* _Problem requirements_
Could you transcribe the material below exactly, without leaving out a single line?
=-=-=
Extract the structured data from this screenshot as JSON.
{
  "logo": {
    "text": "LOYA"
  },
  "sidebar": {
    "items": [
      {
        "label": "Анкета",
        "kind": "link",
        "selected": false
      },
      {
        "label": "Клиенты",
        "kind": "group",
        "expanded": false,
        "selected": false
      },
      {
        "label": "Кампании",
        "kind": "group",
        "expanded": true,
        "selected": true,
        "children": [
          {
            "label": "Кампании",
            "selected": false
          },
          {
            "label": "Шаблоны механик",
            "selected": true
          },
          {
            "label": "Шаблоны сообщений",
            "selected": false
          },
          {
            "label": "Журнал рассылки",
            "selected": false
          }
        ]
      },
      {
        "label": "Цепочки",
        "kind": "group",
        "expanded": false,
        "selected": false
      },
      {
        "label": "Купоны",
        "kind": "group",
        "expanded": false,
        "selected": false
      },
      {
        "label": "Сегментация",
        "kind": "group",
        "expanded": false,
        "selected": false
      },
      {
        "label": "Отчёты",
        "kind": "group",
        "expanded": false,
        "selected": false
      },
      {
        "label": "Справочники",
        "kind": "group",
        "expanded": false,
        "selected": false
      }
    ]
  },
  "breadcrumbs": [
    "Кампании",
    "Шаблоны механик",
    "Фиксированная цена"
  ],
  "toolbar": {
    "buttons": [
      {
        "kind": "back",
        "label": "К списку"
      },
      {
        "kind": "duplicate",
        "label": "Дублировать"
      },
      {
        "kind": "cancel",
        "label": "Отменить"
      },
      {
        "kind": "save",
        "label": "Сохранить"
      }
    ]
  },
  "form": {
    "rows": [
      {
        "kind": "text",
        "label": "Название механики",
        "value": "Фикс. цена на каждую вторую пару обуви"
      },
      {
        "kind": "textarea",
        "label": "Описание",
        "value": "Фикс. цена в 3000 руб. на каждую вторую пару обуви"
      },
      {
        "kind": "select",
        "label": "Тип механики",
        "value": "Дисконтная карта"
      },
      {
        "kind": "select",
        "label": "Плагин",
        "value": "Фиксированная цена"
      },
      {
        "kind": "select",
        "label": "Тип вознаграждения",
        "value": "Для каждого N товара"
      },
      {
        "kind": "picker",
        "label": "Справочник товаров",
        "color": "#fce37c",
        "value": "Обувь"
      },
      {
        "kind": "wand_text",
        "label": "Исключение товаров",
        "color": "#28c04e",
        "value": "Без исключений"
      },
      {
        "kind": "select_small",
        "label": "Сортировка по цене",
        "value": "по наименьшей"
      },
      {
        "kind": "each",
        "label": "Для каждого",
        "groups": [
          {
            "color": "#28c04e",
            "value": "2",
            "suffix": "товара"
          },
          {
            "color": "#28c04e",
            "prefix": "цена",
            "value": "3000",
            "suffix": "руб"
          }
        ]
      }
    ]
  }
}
=-=-=
* _Answer to this task_
Extract the structured data from this screenshot as JSON.
{
  "logo": {
    "text": "LOYA"
  },
  "sidebar": {
    "items": [
      {
        "label": "Анкета",
        "kind": "link",
        "selected": false
      },
      {
        "label": "Клиенты",
        "kind": "group",
        "expanded": false,
        "selected": false
      },
      {
        "label": "Кампании",
        "kind": "group",
        "expanded": true,
        "selected": true,
        "children": [
          {
            "label": "Кампании",
            "selected": false
          },
          {
            "label": "Шаблоны механик",
            "selected": true
          },
          {
            "label": "Шаблоны сообщений",
            "selected": false
          },
          {
            "label": "Журнал рассылки",
            "selected": false
          }
        ]
      },
      {
        "label": "Цепочки",
        "kind": "group",
        "expanded": false,
        "selected": false
      },
      {
        "label": "Купоны",
        "kind": "group",
        "expanded": false,
        "selected": false
      },
      {
        "label": "Сегментация",
        "kind": "group",
        "expanded": false,
        "selected": false
      },
      {
        "label": "Отчёты",
        "kind": "group",
        "expanded": false,
        "selected": false
      },
      {
        "label": "Справочники",
        "kind": "group",
        "expanded": false,
        "selected": false
      }
    ]
  },
  "breadcrumbs": [
    "Кампании",
    "Шаблоны механик",
    "Фиксированная цена"
  ],
  "toolbar": {
    "buttons": [
      {
        "kind": "back",
        "label": "К списку"
      },
      {
        "kind": "duplicate",
        "label": "Дублировать"
      },
      {
        "kind": "cancel",
        "label": "Отменить"
      },
      {
        "kind": "save",
        "label": "Сохранить"
      }
    ]
  },
  "form": {
    "rows": [
      {
        "kind": "text",
        "label": "Название механики",
        "value": "Фикс. цена на каждую вторую пару обуви"
      },
      {
        "kind": "textarea",
        "label": "Описание",
        "value": "Фикс. цена в 3000 руб. на каждую вторую пару обуви"
      },
      {
        "kind": "select",
        "label": "Тип механики",
        "value": "Дисконтная карта"
      },
      {
        "kind": "select",
        "label": "Плагин",
        "value": "Фиксированная цена"
      },
      {
        "kind": "select",
        "label": "Тип вознаграждения",
        "value": "Для каждого N товара"
      },
      {
        "kind": "picker",
        "label": "Справочник товаров",
        "color": "#fce37c",
        "value": "Обувь"
      },
      {
        "kind": "wand_text",
        "label": "Исключение товаров",
        "color": "#28c04e",
        "value": "Без исключений"
      },
      {
        "kind": "select_small",
        "label": "Сортировка по цене",
        "value": "по наименьшей"
      },
      {
        "kind": "each",
        "label": "Для каждого",
        "groups": [
          {
            "color": "#28c04e",
            "value": "2",
            "suffix": "товара"
          },
          {
            "color": "#28c04e",
            "prefix": "цена",
            "value": "3000",
            "suffix": "руб"
          }
        ]
      }
    ]
  }
}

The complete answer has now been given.